Write the data out again, exactly as given.
>> begin SOURCE MATERIAL
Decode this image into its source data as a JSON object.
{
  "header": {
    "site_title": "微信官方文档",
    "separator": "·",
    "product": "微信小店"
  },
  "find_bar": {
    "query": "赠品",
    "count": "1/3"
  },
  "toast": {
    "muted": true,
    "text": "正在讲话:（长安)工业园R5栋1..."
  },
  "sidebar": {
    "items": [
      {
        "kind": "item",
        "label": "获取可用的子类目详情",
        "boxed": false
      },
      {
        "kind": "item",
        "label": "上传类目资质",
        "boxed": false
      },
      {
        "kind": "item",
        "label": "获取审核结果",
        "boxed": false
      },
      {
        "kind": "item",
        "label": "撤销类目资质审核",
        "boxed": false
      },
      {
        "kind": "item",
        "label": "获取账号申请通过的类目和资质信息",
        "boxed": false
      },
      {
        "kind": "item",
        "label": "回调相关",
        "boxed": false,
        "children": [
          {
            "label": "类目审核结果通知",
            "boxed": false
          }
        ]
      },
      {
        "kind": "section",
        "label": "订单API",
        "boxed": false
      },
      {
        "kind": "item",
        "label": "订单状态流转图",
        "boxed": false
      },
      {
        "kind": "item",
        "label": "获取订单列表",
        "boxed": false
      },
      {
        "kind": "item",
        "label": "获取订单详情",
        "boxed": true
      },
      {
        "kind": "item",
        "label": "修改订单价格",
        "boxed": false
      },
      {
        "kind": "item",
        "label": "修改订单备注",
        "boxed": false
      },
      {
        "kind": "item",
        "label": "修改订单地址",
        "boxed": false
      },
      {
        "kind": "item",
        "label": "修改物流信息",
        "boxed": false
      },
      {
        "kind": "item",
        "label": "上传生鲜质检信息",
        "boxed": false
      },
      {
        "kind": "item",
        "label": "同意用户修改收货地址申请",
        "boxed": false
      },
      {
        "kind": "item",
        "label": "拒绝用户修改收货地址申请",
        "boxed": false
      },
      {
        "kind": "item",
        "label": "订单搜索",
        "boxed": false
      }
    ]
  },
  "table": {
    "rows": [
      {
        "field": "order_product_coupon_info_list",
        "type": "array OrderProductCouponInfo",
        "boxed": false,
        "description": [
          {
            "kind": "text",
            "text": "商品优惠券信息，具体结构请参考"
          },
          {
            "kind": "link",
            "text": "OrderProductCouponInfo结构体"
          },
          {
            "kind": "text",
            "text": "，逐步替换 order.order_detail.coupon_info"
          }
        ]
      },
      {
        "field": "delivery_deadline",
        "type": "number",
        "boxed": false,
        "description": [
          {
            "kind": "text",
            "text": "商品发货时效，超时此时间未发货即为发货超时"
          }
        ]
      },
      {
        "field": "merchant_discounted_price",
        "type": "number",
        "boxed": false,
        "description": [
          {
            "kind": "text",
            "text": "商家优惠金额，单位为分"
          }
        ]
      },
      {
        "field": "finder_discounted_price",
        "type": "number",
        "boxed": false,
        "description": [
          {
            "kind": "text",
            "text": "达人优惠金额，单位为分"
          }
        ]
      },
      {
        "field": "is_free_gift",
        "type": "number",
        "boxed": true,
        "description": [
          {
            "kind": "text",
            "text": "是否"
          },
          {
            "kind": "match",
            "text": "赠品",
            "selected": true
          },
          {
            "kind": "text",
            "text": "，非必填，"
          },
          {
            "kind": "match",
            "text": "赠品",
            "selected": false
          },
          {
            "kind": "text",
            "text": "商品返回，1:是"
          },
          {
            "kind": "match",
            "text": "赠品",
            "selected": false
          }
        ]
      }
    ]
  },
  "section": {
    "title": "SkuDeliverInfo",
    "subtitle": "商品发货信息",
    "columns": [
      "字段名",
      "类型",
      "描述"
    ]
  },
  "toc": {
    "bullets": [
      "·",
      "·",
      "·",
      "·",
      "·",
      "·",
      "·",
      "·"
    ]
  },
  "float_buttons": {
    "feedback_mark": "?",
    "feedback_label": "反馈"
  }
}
>> end SOURCE MATERIAL
- [RESPONSE TO THIS EXERCISE]:
Decode this image into its source data as a JSON object.
{
  "header": {
    "site_title": "微信官方文档",
    "separator": "·",
    "product": "微信小店"
  },
  "find_bar": {
    "query": "赠品",
    "count": "1/3"
  },
  "toast": {
    "muted": true,
    "text": "正在讲话:（长安)工业园R5栋1..."
  },
  "sidebar": {
    "items": [
      {
        "kind": "item",
        "label": "获取可用的子类目详情",
        "boxed": false
      },
      {
        "kind": "item",
        "label": "上传类目资质",
        "boxed": false
      },
      {
        "kind": "item",
        "label": "获取审核结果",
        "boxed": false
      },
      {
        "kind": "item",
        "label": "撤销类目资质审核",
        "boxed": false
      },
      {
        "kind": "item",
        "label": "获取账号申请通过的类目和资质信息",
        "boxed": false
      },
      {
        "kind": "item",
        "label": "回调相关",
        "boxed": false,
        "children": [
          {
            "label": "类目审核结果通知",
            "boxed": false
          }
        ]
      },
      {
        "kind": "section",
        "label": "订单API",
        "boxed": false
      },
      {
        "kind": "item",
        "label": "订单状态流转图",
        "boxed": false
      },
      {
        "kind": "item",
        "label": "获取订单列表",
        "boxed": false
      },
      {
        "kind": "item",
        "label": "获取订单详情",
        "boxed": true
      },
      {
        "kind": "item",
        "label": "修改订单价格",
        "boxed": false
      },
      {
        "kind": "item",
        "label": "修改订单备注",
        "boxed": false
      },
      {
        "kind": "item",
        "label": "修改订单地址",
        "boxed": false
      },
      {
        "kind": "item",
        "label": "修改物流信息",
        "boxed": false
      },
      {
        "kind": "item",
        "label": "上传生鲜质检信息",
        "boxed": false
      },
      {
        "kind": "item",
        "label": "同意用户修改收货地址申请",
        "boxed": false
      },
      {
        "kind": "item",
        "label": "拒绝用户修改收货地址申请",
        "boxed": false
      },
      {
        "kind": "item",
        "label": "订单搜索",
        "boxed": false
      }
    ]
  },
  "table": {
    "rows": [
      {
        "field": "order_product_coupon_info_list",
        "type": "array OrderProductCouponInfo",
        "boxed": false,
        "description": [
          {
            "kind": "text",
            "text": "商品优惠券信息，具体结构请参考"
          },
          {
            "kind": "link",
            "text": "OrderProductCouponInfo结构体"
          },
          {
            "kind": "text",
            "text": "，逐步替换 order.order_detail.coupon_info"
          }
        ]
      },
      {
        "field": "delivery_deadline",
        "type": "number",
        "boxed": false,
        "description": [
          {
            "kind": "text",
            "text": "商品发货时效，超时此时间未发货即为发货超时"
          }
        ]
      },
      {
        "field": "merchant_discounted_price",
        "type": "number",
        "boxed": false,
        "description": [
          {
            "kind": "text",
            "text": "商家优惠金额，单位为分"
          }
        ]
      },
      {
        "field": "finder_discounted_price",
        "type": "number",
        "boxed": false,
        "description": [
          {
            "kind": "text",
            "text": "达人优惠金额，单位为分"
          }
        ]
      },
      {
        "field": "is_free_gift",
        "type": "number",
        "boxed": true,
        "description": [
          {
            "kind": "text",
            "text": "是否"
          },
          {
            "kind": "match",
            "text": "赠品",
            "selected": true
          },
          {
            "kind": "text",
            "text": "，非必填，"
          },
          {
            "kind": "match",
            "text": "赠品",
            "selected": false
          },
          {
            "kind": "text",
            "text": "商品返回，1:是"
          },
          {
            "kind": "match",
            "text": "赠品",
            "selected": false
          }
        ]
      }
    ]
  },
  "section": {
    "title": "SkuDeliverInfo",
    "subtitle": "商品发货信息",
    "columns": [
      "字段名",
      "类型",
      "描述"
    ]
  },
  "toc": {
    "bullets": [
      "·",
      "·",
      "·",
      "·",
      "·",
      "·",
      "·",
      "·"
    ]
  },
  "float_buttons": {
    "feedback_mark": "?",
    "feedback_label": "反馈"
  }
}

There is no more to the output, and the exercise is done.